[Recorded data]
+++
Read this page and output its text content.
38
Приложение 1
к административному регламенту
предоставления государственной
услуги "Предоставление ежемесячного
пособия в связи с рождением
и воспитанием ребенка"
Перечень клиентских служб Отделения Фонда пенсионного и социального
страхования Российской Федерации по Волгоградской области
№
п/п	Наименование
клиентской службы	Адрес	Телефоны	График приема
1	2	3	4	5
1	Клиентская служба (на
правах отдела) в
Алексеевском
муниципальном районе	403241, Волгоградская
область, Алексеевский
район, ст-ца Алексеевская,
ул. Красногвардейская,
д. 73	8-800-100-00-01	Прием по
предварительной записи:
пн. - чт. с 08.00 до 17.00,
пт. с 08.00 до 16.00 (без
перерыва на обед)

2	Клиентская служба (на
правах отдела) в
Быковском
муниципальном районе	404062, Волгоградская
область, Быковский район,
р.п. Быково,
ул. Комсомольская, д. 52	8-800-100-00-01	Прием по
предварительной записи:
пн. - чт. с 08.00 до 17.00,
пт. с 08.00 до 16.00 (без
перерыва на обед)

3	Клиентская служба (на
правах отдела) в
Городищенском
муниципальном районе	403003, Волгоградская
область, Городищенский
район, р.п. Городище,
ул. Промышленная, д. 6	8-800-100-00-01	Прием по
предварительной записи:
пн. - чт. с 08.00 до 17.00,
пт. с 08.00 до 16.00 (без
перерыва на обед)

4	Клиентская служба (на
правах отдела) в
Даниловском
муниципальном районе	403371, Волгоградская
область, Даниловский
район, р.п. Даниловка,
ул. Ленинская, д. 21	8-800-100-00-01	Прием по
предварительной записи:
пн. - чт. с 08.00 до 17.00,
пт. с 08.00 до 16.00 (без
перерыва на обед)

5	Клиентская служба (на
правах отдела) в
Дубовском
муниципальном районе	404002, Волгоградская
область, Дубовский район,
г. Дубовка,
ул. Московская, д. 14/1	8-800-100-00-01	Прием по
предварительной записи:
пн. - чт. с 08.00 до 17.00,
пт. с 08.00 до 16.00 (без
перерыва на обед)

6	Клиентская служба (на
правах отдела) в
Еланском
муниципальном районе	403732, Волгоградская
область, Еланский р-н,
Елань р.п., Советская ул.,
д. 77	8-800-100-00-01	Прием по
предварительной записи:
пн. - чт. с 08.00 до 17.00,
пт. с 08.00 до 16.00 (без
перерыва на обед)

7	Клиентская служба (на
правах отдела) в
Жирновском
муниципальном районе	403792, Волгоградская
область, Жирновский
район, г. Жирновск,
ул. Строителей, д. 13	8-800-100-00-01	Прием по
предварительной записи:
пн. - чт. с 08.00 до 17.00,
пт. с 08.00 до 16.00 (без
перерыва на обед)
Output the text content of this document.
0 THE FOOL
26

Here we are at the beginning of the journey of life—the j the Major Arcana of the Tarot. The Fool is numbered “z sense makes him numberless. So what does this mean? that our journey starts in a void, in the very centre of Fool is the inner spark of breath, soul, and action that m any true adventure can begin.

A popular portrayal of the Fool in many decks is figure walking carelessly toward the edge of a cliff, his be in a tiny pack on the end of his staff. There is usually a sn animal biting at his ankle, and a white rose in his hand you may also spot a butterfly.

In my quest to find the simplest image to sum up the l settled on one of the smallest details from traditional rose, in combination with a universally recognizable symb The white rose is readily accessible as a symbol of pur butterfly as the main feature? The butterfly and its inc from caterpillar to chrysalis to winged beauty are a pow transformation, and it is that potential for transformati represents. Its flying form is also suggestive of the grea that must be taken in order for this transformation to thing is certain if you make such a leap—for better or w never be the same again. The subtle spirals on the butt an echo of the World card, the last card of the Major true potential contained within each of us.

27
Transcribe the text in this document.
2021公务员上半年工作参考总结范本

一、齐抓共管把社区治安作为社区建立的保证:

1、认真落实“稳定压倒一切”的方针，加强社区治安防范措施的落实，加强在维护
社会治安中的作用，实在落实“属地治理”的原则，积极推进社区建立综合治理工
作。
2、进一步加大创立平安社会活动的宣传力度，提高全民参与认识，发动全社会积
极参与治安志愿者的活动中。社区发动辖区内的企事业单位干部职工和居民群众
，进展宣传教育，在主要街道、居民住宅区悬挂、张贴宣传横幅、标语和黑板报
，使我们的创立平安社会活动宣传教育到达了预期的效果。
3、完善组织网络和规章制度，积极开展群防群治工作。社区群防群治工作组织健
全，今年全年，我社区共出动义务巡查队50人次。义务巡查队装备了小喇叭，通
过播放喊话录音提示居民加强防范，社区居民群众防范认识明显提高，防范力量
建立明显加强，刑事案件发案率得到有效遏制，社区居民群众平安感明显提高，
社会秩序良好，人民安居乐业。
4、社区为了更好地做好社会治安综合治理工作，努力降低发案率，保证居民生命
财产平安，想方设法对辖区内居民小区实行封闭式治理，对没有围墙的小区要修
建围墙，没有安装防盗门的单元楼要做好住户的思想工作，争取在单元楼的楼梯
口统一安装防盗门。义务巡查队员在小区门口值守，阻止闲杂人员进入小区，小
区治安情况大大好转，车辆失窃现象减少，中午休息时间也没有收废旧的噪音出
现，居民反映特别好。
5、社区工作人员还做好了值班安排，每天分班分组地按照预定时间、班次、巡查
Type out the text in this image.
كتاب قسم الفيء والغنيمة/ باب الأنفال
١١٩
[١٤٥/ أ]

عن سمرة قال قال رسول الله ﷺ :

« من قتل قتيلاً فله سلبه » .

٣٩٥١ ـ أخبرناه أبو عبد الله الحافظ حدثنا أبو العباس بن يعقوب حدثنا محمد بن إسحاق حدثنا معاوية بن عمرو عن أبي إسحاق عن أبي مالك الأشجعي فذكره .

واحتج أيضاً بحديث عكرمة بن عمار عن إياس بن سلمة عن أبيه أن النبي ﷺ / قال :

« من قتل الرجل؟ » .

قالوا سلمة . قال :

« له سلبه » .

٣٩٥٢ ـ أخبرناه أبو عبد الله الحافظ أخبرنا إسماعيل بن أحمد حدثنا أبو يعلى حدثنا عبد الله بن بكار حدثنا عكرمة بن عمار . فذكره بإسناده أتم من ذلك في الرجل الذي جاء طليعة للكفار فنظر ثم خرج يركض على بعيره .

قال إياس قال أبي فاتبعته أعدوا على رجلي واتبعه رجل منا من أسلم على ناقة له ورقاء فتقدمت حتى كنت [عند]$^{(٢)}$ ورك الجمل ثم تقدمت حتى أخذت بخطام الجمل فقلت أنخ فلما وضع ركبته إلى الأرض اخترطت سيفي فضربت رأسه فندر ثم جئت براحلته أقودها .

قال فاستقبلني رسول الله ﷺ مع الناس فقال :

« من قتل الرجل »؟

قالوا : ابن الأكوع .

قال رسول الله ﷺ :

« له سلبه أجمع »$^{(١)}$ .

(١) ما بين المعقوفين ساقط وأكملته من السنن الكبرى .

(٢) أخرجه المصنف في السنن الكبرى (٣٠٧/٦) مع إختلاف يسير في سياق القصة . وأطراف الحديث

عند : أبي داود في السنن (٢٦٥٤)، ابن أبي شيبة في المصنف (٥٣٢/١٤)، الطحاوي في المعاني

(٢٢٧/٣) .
+++
Task brief:
Output all preceding records character for character.

Complete answer:
Read this page and output its text content.
38
Приложение 1
к административному регламенту
предоставления государственной
услуги "Предоставление ежемесячного
пособия в связи с рождением
и воспитанием ребенка"
Перечень клиентских служб Отделения Фонда пенсионного и социального
страхования Российской Федерации по Волгоградской области
№
п/п	Наименование
клиентской службы	Адрес	Телефоны	График приема
1	2	3	4	5
1	Клиентская служба (на
правах отдела) в
Алексеевском
муниципальном районе	403241, Волгоградская
область, Алексеевский
район, ст-ца Алексеевская,
ул. Красногвардейская,
д. 73	8-800-100-00-01	Прием по
предварительной записи:
пн. - чт. с 08.00 до 17.00,
пт. с 08.00 до 16.00 (без
перерыва на обед)

2	Клиентская служба (на
правах отдела) в
Быковском
муниципальном районе	404062, Волгоградская
область, Быковский район,
р.п. Быково,
ул. Комсомольская, д. 52	8-800-100-00-01	Прием по
предварительной записи:
пн. - чт. с 08.00 до 17.00,
пт. с 08.00 до 16.00 (без
перерыва на обед)

3	Клиентская служба (на
правах отдела) в
Городищенском
муниципальном районе	403003, Волгоградская
область, Городищенский
район, р.п. Городище,
ул. Промышленная, д. 6	8-800-100-00-01	Прием по
предварительной записи:
пн. - чт. с 08.00 до 17.00,
пт. с 08.00 до 16.00 (без
перерыва на обед)

4	Клиентская служба (на
правах отдела) в
Даниловском
муниципальном районе	403371, Волгоградская
область, Даниловский
район, р.п. Даниловка,
ул. Ленинская, д. 21	8-800-100-00-01	Прием по
предварительной записи:
пн. - чт. с 08.00 до 17.00,
пт. с 08.00 до 16.00 (без
перерыва на обед)

5	Клиентская служба (на
правах отдела) в
Дубовском
муниципальном районе	404002, Волгоградская
область, Дубовский район,
г. Дубовка,
ул. Московская, д. 14/1	8-800-100-00-01	Прием по
предварительной записи:
пн. - чт. с 08.00 до 17.00,
пт. с 08.00 до 16.00 (без
перерыва на обед)

6	Клиентская служба (на
правах отдела) в
Еланском
муниципальном районе	403732, Волгоградская
область, Еланский р-н,
Елань р.п., Советская ул.,
д. 77	8-800-100-00-01	Прием по
предварительной записи:
пн. - чт. с 08.00 до 17.00,
пт. с 08.00 до 16.00 (без
перерыва на обед)

7	Клиентская служба (на
правах отдела) в
Жирновском
муниципальном районе	403792, Волгоградская
область, Жирновский
район, г. Жирновск,
ул. Строителей, д. 13	8-800-100-00-01	Прием по
предварительной записи:
пн. - чт. с 08.00 до 17.00,
пт. с 08.00 до 16.00 (без
перерыва на обед)
Output the text content of this document.
0 THE FOOL
26

Here we are at the beginning of the journey of life—the j the Major Arcana of the Tarot. The Fool is numbered “z sense makes him numberless. So what does this mean? that our journey starts in a void, in the very centre of Fool is the inner spark of breath, soul, and action that m any true adventure can begin.

A popular portrayal of the Fool in many decks is figure walking carelessly toward the edge of a cliff, his be in a tiny pack on the end of his staff. There is usually a sn animal biting at his ankle, and a white rose in his hand you may also spot a butterfly.

In my quest to find the simplest image to sum up the l settled on one of the smallest details from traditional rose, in combination with a universally recognizable symb The white rose is readily accessible as a symbol of pur butterfly as the main feature? The butterfly and its inc from caterpillar to chrysalis to winged beauty are a pow transformation, and it is that potential for transformati represents. Its flying form is also suggestive of the grea that must be taken in order for this transformation to thing is certain if you make such a leap—for better or w never be the same again. The subtle spirals on the butt an echo of the World card, the last card of the Major true potential contained within each of us.

27
Transcribe the text in this document.
2021公务员上半年工作参考总结范本

一、齐抓共管把社区治安作为社区建立的保证:

1、认真落实“稳定压倒一切”的方针，加强社区治安防范措施的落实，加强在维护
社会治安中的作用，实在落实“属地治理”的原则，积极推进社区建立综合治理工
作。
2、进一步加大创立平安社会活动的宣传力度，提高全民参与认识，发动全社会积
极参与治安志愿者的活动中。社区发动辖区内的企事业单位干部职工和居民群众
，进展宣传教育，在主要街道、居民住宅区悬挂、张贴宣传横幅、标语和黑板报
，使我们的创立平安社会活动宣传教育到达了预期的效果。
3、完善组织网络和规章制度，积极开展群防群治工作。社区群防群治工作组织健
全，今年全年，我社区共出动义务巡查队50人次。义务巡查队装备了小喇叭，通
过播放喊话录音提示居民加强防范，社区居民群众防范认识明显提高，防范力量
建立明显加强，刑事案件发案率得到有效遏制，社区居民群众平安感明显提高，
社会秩序良好，人民安居乐业。
4、社区为了更好地做好社会治安综合治理工作，努力降低发案率，保证居民生命
财产平安，想方设法对辖区内居民小区实行封闭式治理，对没有围墙的小区要修
建围墙，没有安装防盗门的单元楼要做好住户的思想工作，争取在单元楼的楼梯
口统一安装防盗门。义务巡查队员在小区门口值守，阻止闲杂人员进入小区，小
区治安情况大大好转，车辆失窃现象减少，中午休息时间也没有收废旧的噪音出
现，居民反映特别好。
5、社区工作人员还做好了值班安排，每天分班分组地按照预定时间、班次、巡查
Type out the text in this image.
كتاب قسم الفيء والغنيمة/ باب الأنفال
١١٩
[١٤٥/ أ]

عن سمرة قال قال رسول الله ﷺ :

« من قتل قتيلاً فله سلبه » .

٣٩٥١ ـ أخبرناه أبو عبد الله الحافظ حدثنا أبو العباس بن يعقوب حدثنا محمد بن إسحاق حدثنا معاوية بن عمرو عن أبي إسحاق عن أبي مالك الأشجعي فذكره .

واحتج أيضاً بحديث عكرمة بن عمار عن إياس بن سلمة عن أبيه أن النبي ﷺ / قال :

« من قتل الرجل؟ » .

قالوا سلمة . قال :

« له سلبه » .

٣٩٥٢ ـ أخبرناه أبو عبد الله الحافظ أخبرنا إسماعيل بن أحمد حدثنا أبو يعلى حدثنا عبد الله بن بكار حدثنا عكرمة بن عمار . فذكره بإسناده أتم من ذلك في الرجل الذي جاء طليعة للكفار فنظر ثم خرج يركض على بعيره .

قال إياس قال أبي فاتبعته أعدوا على رجلي واتبعه رجل منا من أسلم على ناقة له ورقاء فتقدمت حتى كنت [عند]$^{(٢)}$ ورك الجمل ثم تقدمت حتى أخذت بخطام الجمل فقلت أنخ فلما وضع ركبته إلى الأرض اخترطت سيفي فضربت رأسه فندر ثم جئت براحلته أقودها .

قال فاستقبلني رسول الله ﷺ مع الناس فقال :

« من قتل الرجل »؟

قالوا : ابن الأكوع .

قال رسول الله ﷺ :

« له سلبه أجمع »$^{(١)}$ .

(١) ما بين المعقوفين ساقط وأكملته من السنن الكبرى .

(٢) أخرجه المصنف في السنن الكبرى (٣٠٧/٦) مع إختلاف يسير في سياق القصة . وأطراف الحديث

عند : أبي داود في السنن (٢٦٥٤)، ابن أبي شيبة في المصنف (٥٣٢/١٤)، الطحاوي في المعاني

(٢٢٧/٣) .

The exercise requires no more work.